◆ **YOUR OBJECTIVE**: Scan the data below for the string "above". Copy every line where it appears.

◆ **EXERCISE MATERIAL**:
※ ※ ※

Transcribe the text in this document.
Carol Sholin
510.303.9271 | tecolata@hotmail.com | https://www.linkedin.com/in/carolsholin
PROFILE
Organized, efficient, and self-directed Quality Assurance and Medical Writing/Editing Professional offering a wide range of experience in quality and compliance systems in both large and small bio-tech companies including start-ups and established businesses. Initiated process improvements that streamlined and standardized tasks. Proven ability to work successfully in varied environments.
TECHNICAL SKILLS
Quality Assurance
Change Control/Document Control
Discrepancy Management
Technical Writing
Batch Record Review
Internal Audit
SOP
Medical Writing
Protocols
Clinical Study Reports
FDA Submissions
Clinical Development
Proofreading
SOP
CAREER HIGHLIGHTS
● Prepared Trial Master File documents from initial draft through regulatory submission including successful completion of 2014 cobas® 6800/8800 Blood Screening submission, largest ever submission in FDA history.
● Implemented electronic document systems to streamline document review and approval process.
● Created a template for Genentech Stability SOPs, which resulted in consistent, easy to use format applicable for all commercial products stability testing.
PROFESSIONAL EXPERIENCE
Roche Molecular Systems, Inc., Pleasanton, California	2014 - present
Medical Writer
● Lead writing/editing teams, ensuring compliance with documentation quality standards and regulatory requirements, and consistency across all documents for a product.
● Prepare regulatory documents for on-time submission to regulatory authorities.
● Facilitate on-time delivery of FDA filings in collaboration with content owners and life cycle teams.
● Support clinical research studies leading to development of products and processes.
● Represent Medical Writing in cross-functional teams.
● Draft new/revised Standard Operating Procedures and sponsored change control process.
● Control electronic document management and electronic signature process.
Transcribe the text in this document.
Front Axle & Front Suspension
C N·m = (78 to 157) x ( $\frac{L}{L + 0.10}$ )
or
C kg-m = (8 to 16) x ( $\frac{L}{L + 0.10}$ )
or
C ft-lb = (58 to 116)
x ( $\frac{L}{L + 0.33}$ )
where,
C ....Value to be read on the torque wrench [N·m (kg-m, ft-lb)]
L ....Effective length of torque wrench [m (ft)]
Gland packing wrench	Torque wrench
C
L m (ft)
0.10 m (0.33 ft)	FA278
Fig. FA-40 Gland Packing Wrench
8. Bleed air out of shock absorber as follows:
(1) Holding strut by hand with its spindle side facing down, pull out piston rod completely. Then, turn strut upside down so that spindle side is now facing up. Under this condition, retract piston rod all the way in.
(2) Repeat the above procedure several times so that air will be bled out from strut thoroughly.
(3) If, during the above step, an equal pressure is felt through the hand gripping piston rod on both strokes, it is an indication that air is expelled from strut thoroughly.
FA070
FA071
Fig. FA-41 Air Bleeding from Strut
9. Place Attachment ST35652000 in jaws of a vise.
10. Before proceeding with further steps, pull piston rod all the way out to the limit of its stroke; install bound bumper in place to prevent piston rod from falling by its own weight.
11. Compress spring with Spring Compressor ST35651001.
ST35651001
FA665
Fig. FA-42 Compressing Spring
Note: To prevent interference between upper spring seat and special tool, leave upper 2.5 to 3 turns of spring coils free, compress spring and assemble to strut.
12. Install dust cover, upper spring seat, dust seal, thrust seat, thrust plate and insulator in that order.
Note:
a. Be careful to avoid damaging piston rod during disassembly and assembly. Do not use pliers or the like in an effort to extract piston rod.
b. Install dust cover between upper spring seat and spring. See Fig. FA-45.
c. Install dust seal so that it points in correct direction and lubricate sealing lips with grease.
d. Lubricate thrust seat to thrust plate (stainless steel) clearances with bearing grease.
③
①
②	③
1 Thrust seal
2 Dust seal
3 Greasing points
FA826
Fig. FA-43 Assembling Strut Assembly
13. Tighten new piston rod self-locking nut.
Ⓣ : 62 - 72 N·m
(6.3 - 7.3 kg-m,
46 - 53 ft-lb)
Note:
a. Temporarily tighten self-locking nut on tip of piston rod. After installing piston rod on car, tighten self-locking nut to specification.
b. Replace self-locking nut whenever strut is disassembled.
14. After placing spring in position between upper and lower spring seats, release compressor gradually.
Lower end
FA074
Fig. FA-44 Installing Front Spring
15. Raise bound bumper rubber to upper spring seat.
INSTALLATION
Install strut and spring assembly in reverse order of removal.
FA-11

※ ※ ※

◆ **RESPONSE TO THIS TASK**:
(2) Repeat the above procedure several times so that air will be bled out from strut thoroughly.
(3) If, during the above step, an equal pressure is felt through the hand gripping piston rod on both strokes, it is an indication that air is expelled from strut thoroughly.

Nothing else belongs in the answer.